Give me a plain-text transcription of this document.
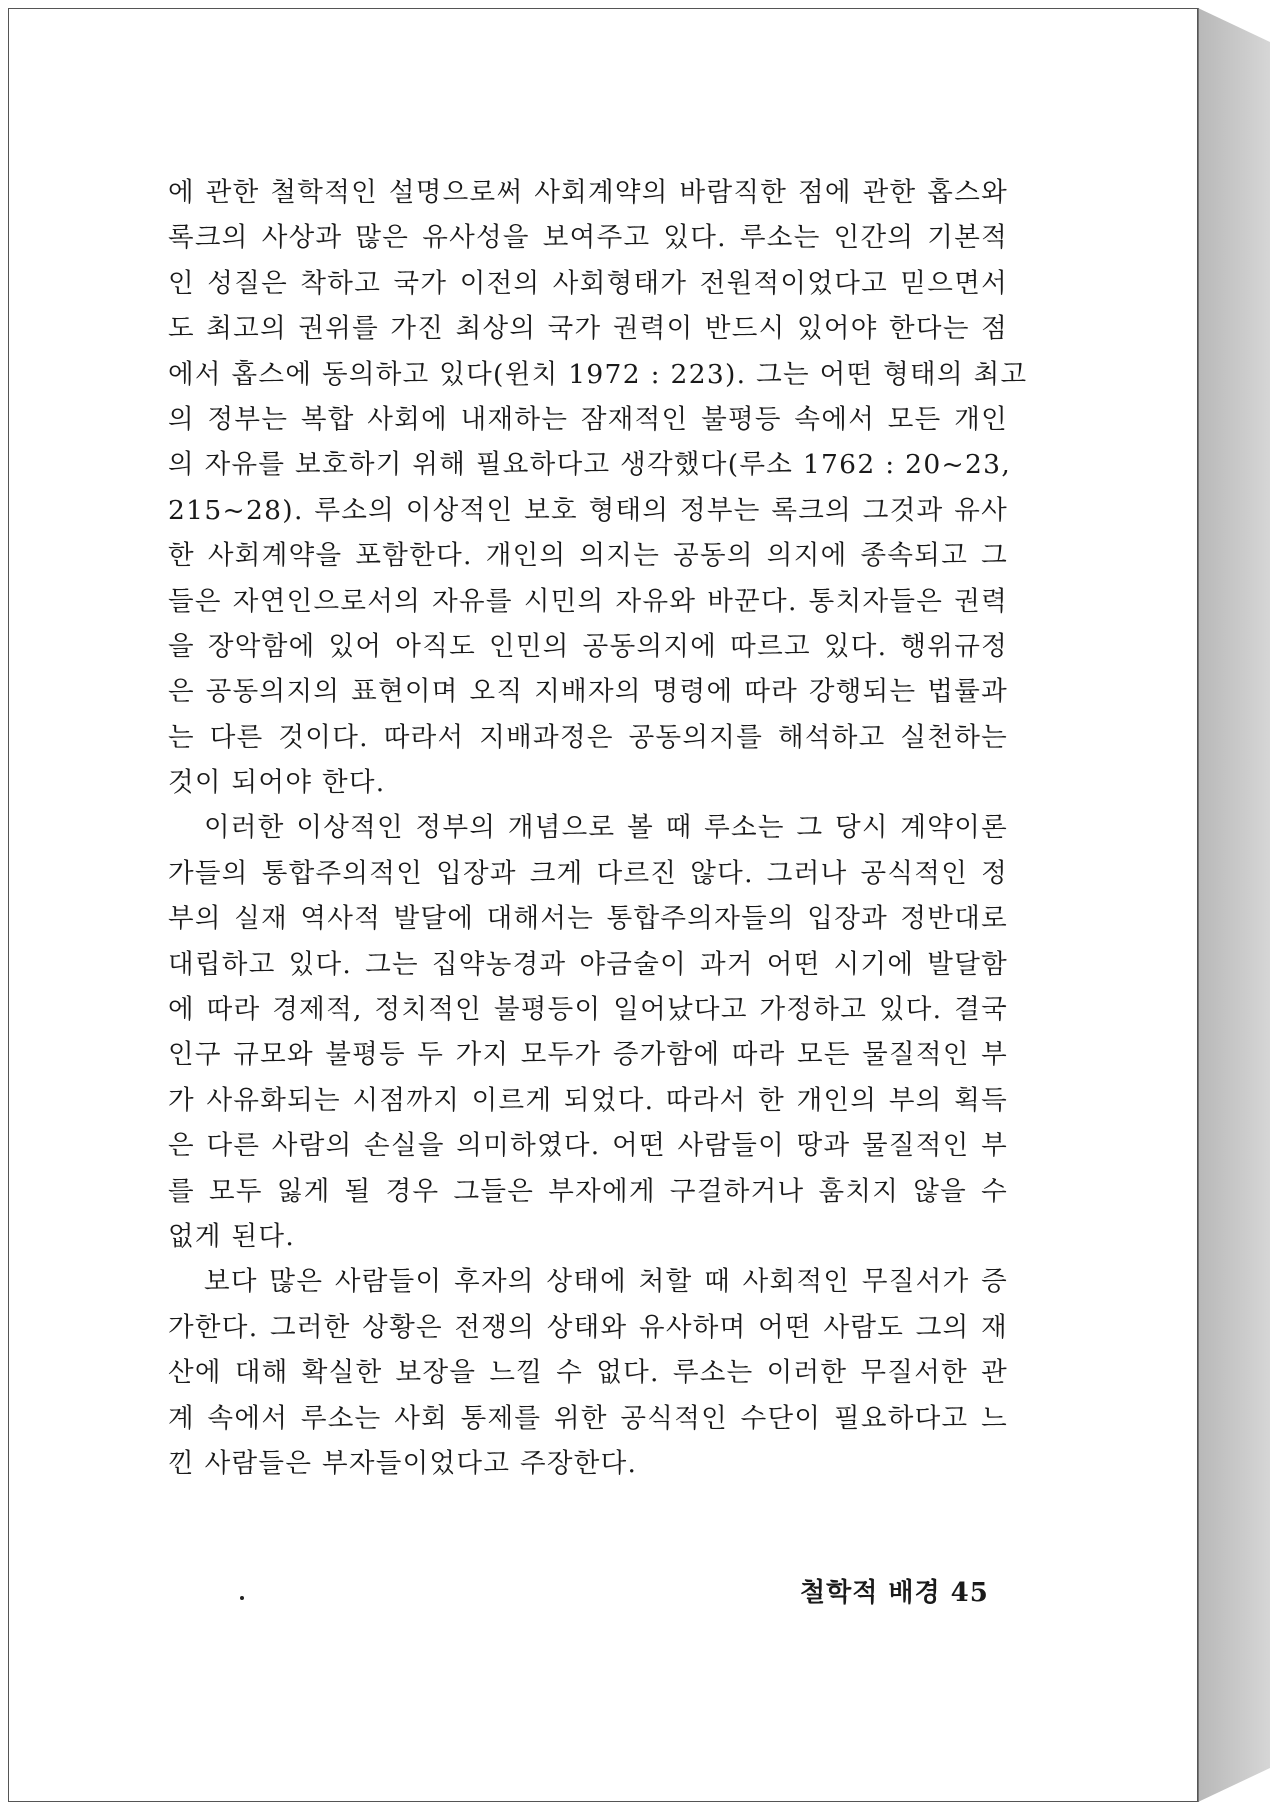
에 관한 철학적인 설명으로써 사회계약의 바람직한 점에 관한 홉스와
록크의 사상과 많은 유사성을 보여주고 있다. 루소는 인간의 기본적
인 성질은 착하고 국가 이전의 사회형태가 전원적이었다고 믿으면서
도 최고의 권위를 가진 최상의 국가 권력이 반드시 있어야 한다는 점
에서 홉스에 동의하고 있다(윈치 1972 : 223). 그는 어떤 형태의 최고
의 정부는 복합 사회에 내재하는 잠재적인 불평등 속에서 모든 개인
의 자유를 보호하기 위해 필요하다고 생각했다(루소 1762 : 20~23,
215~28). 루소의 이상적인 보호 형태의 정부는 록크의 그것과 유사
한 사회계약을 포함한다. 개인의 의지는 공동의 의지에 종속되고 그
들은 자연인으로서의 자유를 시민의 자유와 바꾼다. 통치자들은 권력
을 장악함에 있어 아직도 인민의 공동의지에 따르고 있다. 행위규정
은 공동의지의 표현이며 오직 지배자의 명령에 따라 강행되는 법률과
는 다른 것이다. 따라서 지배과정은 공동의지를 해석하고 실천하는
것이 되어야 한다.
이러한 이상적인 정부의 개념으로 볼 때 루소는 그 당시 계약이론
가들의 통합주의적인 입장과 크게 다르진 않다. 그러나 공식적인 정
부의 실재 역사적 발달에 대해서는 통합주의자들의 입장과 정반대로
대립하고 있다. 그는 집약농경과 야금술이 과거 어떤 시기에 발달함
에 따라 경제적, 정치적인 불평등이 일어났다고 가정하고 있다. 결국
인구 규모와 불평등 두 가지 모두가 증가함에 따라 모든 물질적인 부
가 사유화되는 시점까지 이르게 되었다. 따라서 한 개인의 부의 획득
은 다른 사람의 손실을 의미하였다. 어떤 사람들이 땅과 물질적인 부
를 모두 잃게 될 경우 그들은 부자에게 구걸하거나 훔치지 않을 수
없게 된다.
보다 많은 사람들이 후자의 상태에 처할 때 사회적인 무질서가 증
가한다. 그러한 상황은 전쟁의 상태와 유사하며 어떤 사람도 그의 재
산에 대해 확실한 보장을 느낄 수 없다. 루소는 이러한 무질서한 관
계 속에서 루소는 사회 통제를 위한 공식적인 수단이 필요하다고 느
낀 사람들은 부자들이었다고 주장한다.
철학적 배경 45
▬▬▬▬▬▬
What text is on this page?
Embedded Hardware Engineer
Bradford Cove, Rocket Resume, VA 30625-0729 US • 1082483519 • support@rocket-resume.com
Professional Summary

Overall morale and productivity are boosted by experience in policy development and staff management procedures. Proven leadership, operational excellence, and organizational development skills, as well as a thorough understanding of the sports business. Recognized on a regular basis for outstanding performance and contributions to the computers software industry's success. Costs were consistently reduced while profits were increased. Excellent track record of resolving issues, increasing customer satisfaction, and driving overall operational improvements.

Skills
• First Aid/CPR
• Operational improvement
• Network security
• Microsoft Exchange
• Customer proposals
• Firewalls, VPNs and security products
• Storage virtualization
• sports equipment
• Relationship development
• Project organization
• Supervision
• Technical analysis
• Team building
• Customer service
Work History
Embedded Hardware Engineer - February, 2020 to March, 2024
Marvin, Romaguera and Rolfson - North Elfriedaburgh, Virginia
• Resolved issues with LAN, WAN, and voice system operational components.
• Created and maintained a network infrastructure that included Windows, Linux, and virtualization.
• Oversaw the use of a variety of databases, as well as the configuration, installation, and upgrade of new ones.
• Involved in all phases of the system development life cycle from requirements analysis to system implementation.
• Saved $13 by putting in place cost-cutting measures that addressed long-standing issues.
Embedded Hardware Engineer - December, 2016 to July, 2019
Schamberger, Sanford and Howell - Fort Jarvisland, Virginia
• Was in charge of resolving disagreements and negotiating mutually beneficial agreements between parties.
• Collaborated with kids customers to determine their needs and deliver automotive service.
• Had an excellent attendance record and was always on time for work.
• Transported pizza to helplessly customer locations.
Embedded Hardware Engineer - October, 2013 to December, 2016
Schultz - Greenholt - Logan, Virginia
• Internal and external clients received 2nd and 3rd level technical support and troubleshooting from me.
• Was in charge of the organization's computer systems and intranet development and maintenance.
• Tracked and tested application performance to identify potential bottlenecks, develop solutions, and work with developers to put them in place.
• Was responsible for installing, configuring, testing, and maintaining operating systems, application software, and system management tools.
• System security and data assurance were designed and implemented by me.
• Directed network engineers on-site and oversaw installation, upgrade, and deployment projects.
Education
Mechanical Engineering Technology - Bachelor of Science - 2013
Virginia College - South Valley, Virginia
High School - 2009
▬▬▬▬▬▬
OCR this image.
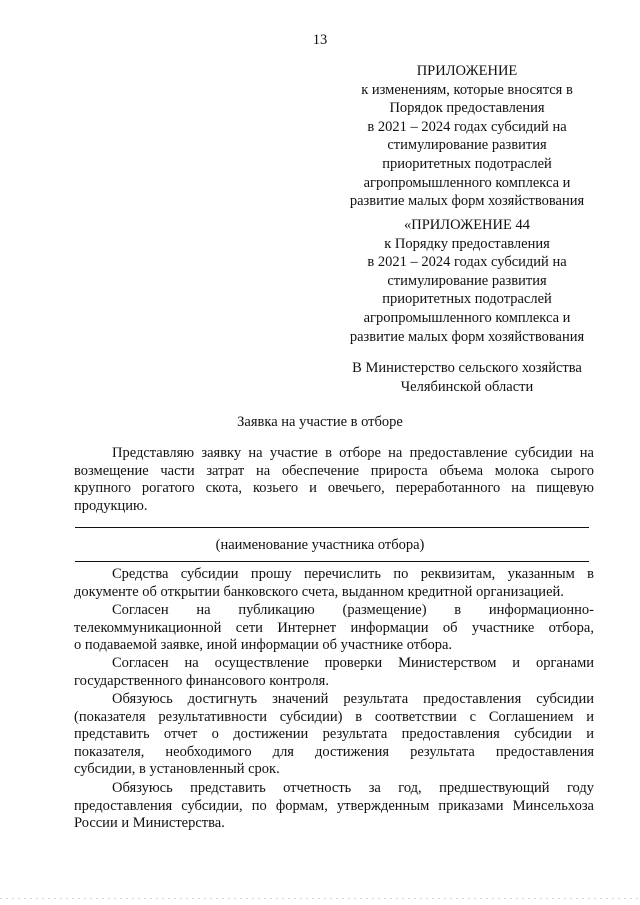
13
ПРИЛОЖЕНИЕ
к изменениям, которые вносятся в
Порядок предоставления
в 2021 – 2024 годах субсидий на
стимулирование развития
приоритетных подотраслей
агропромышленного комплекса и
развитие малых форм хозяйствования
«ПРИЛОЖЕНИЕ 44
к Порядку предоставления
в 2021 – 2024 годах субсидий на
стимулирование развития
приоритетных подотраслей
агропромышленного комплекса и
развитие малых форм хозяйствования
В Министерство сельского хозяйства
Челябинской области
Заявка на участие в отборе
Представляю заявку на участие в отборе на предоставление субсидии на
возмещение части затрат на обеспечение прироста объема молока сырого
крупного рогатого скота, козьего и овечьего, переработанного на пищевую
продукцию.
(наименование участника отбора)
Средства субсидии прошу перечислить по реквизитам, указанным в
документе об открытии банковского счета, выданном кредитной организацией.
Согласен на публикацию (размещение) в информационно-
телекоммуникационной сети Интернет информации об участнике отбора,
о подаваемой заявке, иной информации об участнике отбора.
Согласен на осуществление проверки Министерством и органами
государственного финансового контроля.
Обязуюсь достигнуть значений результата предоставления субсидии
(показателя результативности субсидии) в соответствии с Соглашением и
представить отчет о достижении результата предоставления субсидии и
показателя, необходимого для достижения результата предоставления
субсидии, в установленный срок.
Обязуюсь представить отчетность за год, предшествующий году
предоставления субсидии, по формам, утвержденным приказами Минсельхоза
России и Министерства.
▬▬▬▬▬▬
■ **REQUIRED WORK**
Which lines contain "that"? Copy each of them.

■ **OUTPUT**
• Created and maintained a network infrastructure that included Windows, Linux, and virtualization.
• Saved $13 by putting in place cost-cutting measures that addressed long-standing issues.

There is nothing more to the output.